Collection entries:
◆ ◆ ◆ ◆ ◆
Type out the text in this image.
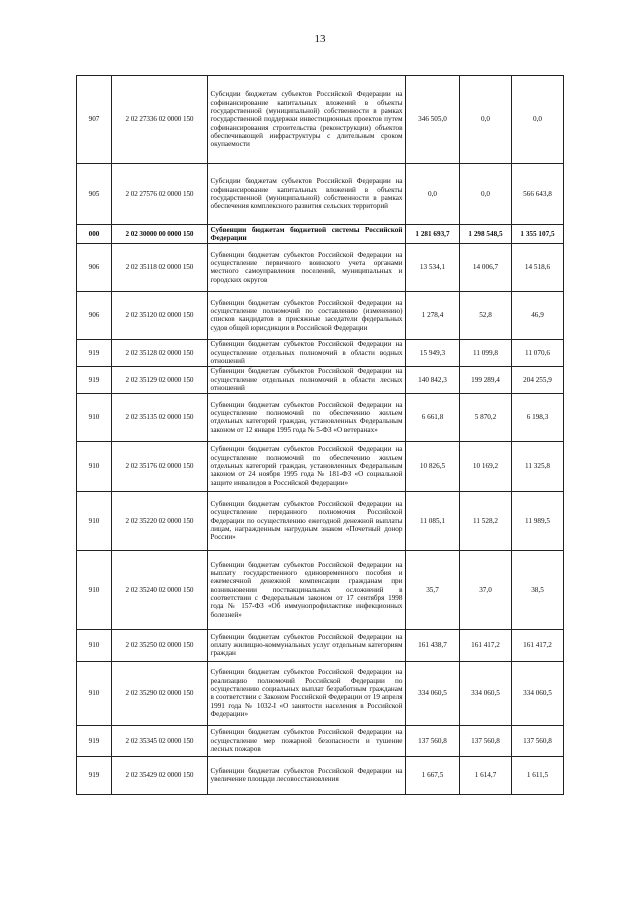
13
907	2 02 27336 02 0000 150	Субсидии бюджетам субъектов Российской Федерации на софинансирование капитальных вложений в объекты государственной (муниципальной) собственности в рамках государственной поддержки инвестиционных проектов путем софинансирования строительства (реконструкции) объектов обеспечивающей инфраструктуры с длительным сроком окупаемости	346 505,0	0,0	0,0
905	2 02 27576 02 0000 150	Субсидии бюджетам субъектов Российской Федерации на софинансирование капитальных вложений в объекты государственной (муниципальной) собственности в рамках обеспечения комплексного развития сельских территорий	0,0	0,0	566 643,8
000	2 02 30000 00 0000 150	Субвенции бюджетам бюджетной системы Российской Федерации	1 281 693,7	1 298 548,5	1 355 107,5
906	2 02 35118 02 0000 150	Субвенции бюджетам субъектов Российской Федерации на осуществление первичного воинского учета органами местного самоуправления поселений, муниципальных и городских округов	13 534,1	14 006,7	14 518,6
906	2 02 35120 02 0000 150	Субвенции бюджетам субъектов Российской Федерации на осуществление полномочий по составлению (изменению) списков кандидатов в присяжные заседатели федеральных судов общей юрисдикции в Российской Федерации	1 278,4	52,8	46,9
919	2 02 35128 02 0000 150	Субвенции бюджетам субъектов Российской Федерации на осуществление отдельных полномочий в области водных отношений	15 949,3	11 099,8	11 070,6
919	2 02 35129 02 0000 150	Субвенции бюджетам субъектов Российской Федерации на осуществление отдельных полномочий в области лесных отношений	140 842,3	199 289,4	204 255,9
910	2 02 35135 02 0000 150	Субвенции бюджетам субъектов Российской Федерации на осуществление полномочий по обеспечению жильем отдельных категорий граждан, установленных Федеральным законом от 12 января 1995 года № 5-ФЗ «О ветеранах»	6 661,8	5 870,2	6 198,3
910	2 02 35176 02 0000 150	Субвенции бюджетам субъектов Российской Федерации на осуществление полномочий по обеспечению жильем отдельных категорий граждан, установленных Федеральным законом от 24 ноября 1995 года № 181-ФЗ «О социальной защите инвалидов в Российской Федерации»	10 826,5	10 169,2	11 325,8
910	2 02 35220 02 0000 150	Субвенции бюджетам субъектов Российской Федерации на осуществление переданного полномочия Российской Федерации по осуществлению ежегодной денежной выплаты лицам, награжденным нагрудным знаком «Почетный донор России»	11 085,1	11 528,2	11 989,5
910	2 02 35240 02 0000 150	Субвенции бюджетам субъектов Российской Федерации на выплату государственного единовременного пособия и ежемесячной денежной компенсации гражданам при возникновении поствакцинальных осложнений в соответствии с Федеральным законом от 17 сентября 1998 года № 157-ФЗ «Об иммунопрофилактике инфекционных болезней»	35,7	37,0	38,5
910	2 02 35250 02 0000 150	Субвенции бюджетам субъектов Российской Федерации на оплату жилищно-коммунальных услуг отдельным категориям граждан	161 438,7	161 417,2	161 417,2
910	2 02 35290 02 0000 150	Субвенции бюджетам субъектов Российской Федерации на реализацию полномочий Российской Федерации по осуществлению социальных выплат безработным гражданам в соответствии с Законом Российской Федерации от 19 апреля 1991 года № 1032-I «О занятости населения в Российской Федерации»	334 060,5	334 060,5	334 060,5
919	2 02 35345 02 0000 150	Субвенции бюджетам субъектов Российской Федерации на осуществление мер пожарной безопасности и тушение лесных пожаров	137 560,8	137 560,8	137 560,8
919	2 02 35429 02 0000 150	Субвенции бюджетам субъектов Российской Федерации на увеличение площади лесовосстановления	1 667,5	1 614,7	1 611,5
◆ ◆ ◆ ◆ ◆
**EXERCISE DIRECTIONS**
From the records given above, reproduce all text exactly and exclude each picture.

**THE OUTPUT**
Type out the text in this image.
13
907	2 02 27336 02 0000 150	Субсидии бюджетам субъектов Российской Федерации на софинансирование капитальных вложений в объекты государственной (муниципальной) собственности в рамках государственной поддержки инвестиционных проектов путем софинансирования строительства (реконструкции) объектов обеспечивающей инфраструктуры с длительным сроком окупаемости	346 505,0	0,0	0,0
905	2 02 27576 02 0000 150	Субсидии бюджетам субъектов Российской Федерации на софинансирование капитальных вложений в объекты государственной (муниципальной) собственности в рамках обеспечения комплексного развития сельских территорий	0,0	0,0	566 643,8
000	2 02 30000 00 0000 150	Субвенции бюджетам бюджетной системы Российской Федерации	1 281 693,7	1 298 548,5	1 355 107,5
906	2 02 35118 02 0000 150	Субвенции бюджетам субъектов Российской Федерации на осуществление первичного воинского учета органами местного самоуправления поселений, муниципальных и городских округов	13 534,1	14 006,7	14 518,6
906	2 02 35120 02 0000 150	Субвенции бюджетам субъектов Российской Федерации на осуществление полномочий по составлению (изменению) списков кандидатов в присяжные заседатели федеральных судов общей юрисдикции в Российской Федерации	1 278,4	52,8	46,9
919	2 02 35128 02 0000 150	Субвенции бюджетам субъектов Российской Федерации на осуществление отдельных полномочий в области водных отношений	15 949,3	11 099,8	11 070,6
919	2 02 35129 02 0000 150	Субвенции бюджетам субъектов Российской Федерации на осуществление отдельных полномочий в области лесных отношений	140 842,3	199 289,4	204 255,9
910	2 02 35135 02 0000 150	Субвенции бюджетам субъектов Российской Федерации на осуществление полномочий по обеспечению жильем отдельных категорий граждан, установленных Федеральным законом от 12 января 1995 года № 5-ФЗ «О ветеранах»	6 661,8	5 870,2	6 198,3
910	2 02 35176 02 0000 150	Субвенции бюджетам субъектов Российской Федерации на осуществление полномочий по обеспечению жильем отдельных категорий граждан, установленных Федеральным законом от 24 ноября 1995 года № 181-ФЗ «О социальной защите инвалидов в Российской Федерации»	10 826,5	10 169,2	11 325,8
910	2 02 35220 02 0000 150	Субвенции бюджетам субъектов Российской Федерации на осуществление переданного полномочия Российской Федерации по осуществлению ежегодной денежной выплаты лицам, награжденным нагрудным знаком «Почетный донор России»	11 085,1	11 528,2	11 989,5
910	2 02 35240 02 0000 150	Субвенции бюджетам субъектов Российской Федерации на выплату государственного единовременного пособия и ежемесячной денежной компенсации гражданам при возникновении поствакцинальных осложнений в соответствии с Федеральным законом от 17 сентября 1998 года № 157-ФЗ «Об иммунопрофилактике инфекционных болезней»	35,7	37,0	38,5
910	2 02 35250 02 0000 150	Субвенции бюджетам субъектов Российской Федерации на оплату жилищно-коммунальных услуг отдельным категориям граждан	161 438,7	161 417,2	161 417,2
910	2 02 35290 02 0000 150	Субвенции бюджетам субъектов Российской Федерации на реализацию полномочий Российской Федерации по осуществлению социальных выплат безработным гражданам в соответствии с Законом Российской Федерации от 19 апреля 1991 года № 1032-I «О занятости населения в Российской Федерации»	334 060,5	334 060,5	334 060,5
919	2 02 35345 02 0000 150	Субвенции бюджетам субъектов Российской Федерации на осуществление мер пожарной безопасности и тушение лесных пожаров	137 560,8	137 560,8	137 560,8
919	2 02 35429 02 0000 150	Субвенции бюджетам субъектов Российской Федерации на увеличение площади лесовосстановления	1 667,5	1 614,7	1 611,5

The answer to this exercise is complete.